● **Figure dataset records**:
☆ ☆ ☆ ☆ ☆

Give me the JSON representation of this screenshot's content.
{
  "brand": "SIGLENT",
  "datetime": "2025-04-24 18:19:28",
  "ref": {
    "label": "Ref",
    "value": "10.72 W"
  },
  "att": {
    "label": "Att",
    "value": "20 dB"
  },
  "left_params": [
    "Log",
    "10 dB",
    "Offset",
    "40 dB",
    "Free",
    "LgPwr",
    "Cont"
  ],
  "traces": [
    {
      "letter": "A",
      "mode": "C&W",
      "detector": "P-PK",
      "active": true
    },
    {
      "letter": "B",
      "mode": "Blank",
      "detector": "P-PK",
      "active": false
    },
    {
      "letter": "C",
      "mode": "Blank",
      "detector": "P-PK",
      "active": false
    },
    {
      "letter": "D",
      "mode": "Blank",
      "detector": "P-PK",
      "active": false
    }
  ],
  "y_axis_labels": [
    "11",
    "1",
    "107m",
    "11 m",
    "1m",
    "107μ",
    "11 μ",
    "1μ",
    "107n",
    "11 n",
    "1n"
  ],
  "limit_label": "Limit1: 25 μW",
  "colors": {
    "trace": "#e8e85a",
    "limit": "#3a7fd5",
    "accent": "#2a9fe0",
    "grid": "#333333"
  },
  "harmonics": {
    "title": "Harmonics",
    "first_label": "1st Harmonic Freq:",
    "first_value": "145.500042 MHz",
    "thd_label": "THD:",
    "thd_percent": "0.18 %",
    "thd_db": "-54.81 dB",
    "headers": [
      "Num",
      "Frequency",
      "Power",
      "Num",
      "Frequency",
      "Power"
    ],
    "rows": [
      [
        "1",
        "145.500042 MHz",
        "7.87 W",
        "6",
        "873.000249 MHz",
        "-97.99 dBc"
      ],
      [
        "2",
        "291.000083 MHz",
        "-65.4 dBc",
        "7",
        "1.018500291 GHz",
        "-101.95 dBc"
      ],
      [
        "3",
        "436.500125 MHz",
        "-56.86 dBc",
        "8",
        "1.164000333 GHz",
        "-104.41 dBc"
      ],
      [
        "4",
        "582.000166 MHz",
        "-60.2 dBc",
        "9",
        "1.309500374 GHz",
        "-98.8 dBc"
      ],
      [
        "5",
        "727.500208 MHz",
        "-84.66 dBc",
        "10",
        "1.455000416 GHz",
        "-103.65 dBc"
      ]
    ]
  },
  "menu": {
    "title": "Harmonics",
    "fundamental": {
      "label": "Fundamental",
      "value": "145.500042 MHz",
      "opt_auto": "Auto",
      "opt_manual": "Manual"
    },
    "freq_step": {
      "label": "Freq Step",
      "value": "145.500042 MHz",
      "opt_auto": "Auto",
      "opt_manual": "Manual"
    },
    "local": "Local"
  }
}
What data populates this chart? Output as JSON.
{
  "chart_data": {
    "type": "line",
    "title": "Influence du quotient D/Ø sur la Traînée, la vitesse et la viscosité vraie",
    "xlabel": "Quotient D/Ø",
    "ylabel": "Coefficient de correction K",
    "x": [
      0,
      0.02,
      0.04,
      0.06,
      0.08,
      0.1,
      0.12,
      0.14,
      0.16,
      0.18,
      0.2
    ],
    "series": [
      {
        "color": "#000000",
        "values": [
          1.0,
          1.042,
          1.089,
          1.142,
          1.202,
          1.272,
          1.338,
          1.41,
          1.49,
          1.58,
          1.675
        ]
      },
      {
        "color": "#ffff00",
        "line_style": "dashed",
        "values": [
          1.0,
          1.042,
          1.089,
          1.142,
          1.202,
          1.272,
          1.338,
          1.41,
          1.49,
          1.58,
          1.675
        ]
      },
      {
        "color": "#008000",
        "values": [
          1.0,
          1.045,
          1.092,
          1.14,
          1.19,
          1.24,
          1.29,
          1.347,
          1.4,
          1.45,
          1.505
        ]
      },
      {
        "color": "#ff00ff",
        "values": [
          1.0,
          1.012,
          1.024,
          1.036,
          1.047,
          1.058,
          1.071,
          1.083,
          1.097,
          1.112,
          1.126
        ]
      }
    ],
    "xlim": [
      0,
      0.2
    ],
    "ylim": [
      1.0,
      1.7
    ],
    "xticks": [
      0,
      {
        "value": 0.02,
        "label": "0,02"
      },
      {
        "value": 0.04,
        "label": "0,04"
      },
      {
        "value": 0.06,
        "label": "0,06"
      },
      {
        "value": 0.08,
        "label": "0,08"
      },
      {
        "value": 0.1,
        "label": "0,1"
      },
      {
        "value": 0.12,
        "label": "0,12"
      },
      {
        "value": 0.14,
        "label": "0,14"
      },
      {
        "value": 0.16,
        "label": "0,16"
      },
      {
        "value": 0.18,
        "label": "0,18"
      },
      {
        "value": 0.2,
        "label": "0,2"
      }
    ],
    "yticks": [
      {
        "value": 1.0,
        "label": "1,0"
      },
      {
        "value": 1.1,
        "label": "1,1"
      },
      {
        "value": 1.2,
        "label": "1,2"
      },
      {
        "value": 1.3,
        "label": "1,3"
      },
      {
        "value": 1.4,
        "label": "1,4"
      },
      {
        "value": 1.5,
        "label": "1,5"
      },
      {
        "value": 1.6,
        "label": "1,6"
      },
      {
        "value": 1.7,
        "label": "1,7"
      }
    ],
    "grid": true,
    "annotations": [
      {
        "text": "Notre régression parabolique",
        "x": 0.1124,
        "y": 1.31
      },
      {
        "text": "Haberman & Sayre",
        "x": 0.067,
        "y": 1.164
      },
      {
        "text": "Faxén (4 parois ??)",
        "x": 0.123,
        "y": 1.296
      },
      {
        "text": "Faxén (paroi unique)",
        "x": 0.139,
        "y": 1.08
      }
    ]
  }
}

☆ ☆ ☆ ☆ ☆

● **What to produce**:
Repeat the data above, word for word.

● **Solution for this problem**:
Give me the JSON representation of this screenshot's content.
{
  "brand": "SIGLENT",
  "datetime": "2025-04-24 18:19:28",
  "ref": {
    "label": "Ref",
    "value": "10.72 W"
  },
  "att": {
    "label": "Att",
    "value": "20 dB"
  },
  "left_params": [
    "Log",
    "10 dB",
    "Offset",
    "40 dB",
    "Free",
    "LgPwr",
    "Cont"
  ],
  "traces": [
    {
      "letter": "A",
      "mode": "C&W",
      "detector": "P-PK",
      "active": true
    },
    {
      "letter": "B",
      "mode": "Blank",
      "detector": "P-PK",
      "active": false
    },
    {
      "letter": "C",
      "mode": "Blank",
      "detector": "P-PK",
      "active": false
    },
    {
      "letter": "D",
      "mode": "Blank",
      "detector": "P-PK",
      "active": false
    }
  ],
  "y_axis_labels": [
    "11",
    "1",
    "107m",
    "11 m",
    "1m",
    "107μ",
    "11 μ",
    "1μ",
    "107n",
    "11 n",
    "1n"
  ],
  "limit_label": "Limit1: 25 μW",
  "colors": {
    "trace": "#e8e85a",
    "limit": "#3a7fd5",
    "accent": "#2a9fe0",
    "grid": "#333333"
  },
  "harmonics": {
    "title": "Harmonics",
    "first_label": "1st Harmonic Freq:",
    "first_value": "145.500042 MHz",
    "thd_label": "THD:",
    "thd_percent": "0.18 %",
    "thd_db": "-54.81 dB",
    "headers": [
      "Num",
      "Frequency",
      "Power",
      "Num",
      "Frequency",
      "Power"
    ],
    "rows": [
      [
        "1",
        "145.500042 MHz",
        "7.87 W",
        "6",
        "873.000249 MHz",
        "-97.99 dBc"
      ],
      [
        "2",
        "291.000083 MHz",
        "-65.4 dBc",
        "7",
        "1.018500291 GHz",
        "-101.95 dBc"
      ],
      [
        "3",
        "436.500125 MHz",
        "-56.86 dBc",
        "8",
        "1.164000333 GHz",
        "-104.41 dBc"
      ],
      [
        "4",
        "582.000166 MHz",
        "-60.2 dBc",
        "9",
        "1.309500374 GHz",
        "-98.8 dBc"
      ],
      [
        "5",
        "727.500208 MHz",
        "-84.66 dBc",
        "10",
        "1.455000416 GHz",
        "-103.65 dBc"
      ]
    ]
  },
  "menu": {
    "title": "Harmonics",
    "fundamental": {
      "label": "Fundamental",
      "value": "145.500042 MHz",
      "opt_auto": "Auto",
      "opt_manual": "Manual"
    },
    "freq_step": {
      "label": "Freq Step",
      "value": "145.500042 MHz",
      "opt_auto": "Auto",
      "opt_manual": "Manual"
    },
    "local": "Local"
  }
}
What data populates this chart? Output as JSON.
{
  "chart_data": {
    "type": "line",
    "title": "Influence du quotient D/Ø sur la Traînée, la vitesse et la viscosité vraie",
    "xlabel": "Quotient D/Ø",
    "ylabel": "Coefficient de correction K",
    "x": [
      0,
      0.02,
      0.04,
      0.06,
      0.08,
      0.1,
      0.12,
      0.14,
      0.16,
      0.18,
      0.2
    ],
    "series": [
      {
        "color": "#000000",
        "values": [
          1.0,
          1.042,
          1.089,
          1.142,
          1.202,
          1.272,
          1.338,
          1.41,
          1.49,
          1.58,
          1.675
        ]
      },
      {
        "color": "#ffff00",
        "line_style": "dashed",
        "values": [
          1.0,
          1.042,
          1.089,
          1.142,
          1.202,
          1.272,
          1.338,
          1.41,
          1.49,
          1.58,
          1.675
        ]
      },
      {
        "color": "#008000",
        "values": [
          1.0,
          1.045,
          1.092,
          1.14,
          1.19,
          1.24,
          1.29,
          1.347,
          1.4,
          1.45,
          1.505
        ]
      },
      {
        "color": "#ff00ff",
        "values": [
          1.0,
          1.012,
          1.024,
          1.036,
          1.047,
          1.058,
          1.071,
          1.083,
          1.097,
          1.112,
          1.126
        ]
      }
    ],
    "xlim": [
      0,
      0.2
    ],
    "ylim": [
      1.0,
      1.7
    ],
    "xticks": [
      0,
      {
        "value": 0.02,
        "label": "0,02"
      },
      {
        "value": 0.04,
        "label": "0,04"
      },
      {
        "value": 0.06,
        "label": "0,06"
      },
      {
        "value": 0.08,
        "label": "0,08"
      },
      {
        "value": 0.1,
        "label": "0,1"
      },
      {
        "value": 0.12,
        "label": "0,12"
      },
      {
        "value": 0.14,
        "label": "0,14"
      },
      {
        "value": 0.16,
        "label": "0,16"
      },
      {
        "value": 0.18,
        "label": "0,18"
      },
      {
        "value": 0.2,
        "label": "0,2"
      }
    ],
    "yticks": [
      {
        "value": 1.0,
        "label": "1,0"
      },
      {
        "value": 1.1,
        "label": "1,1"
      },
      {
        "value": 1.2,
        "label": "1,2"
      },
      {
        "value": 1.3,
        "label": "1,3"
      },
      {
        "value": 1.4,
        "label": "1,4"
      },
      {
        "value": 1.5,
        "label": "1,5"
      },
      {
        "value": 1.6,
        "label": "1,6"
      },
      {
        "value": 1.7,
        "label": "1,7"
      }
    ],
    "grid": true,
    "annotations": [
      {
        "text": "Notre régression parabolique",
        "x": 0.1124,
        "y": 1.31
      },
      {
        "text": "Haberman & Sayre",
        "x": 0.067,
        "y": 1.164
      },
      {
        "text": "Faxén (4 parois ??)",
        "x": 0.123,
        "y": 1.296
      },
      {
        "text": "Faxén (paroi unique)",
        "x": 0.139,
        "y": 1.08
      }
    ]
  }
}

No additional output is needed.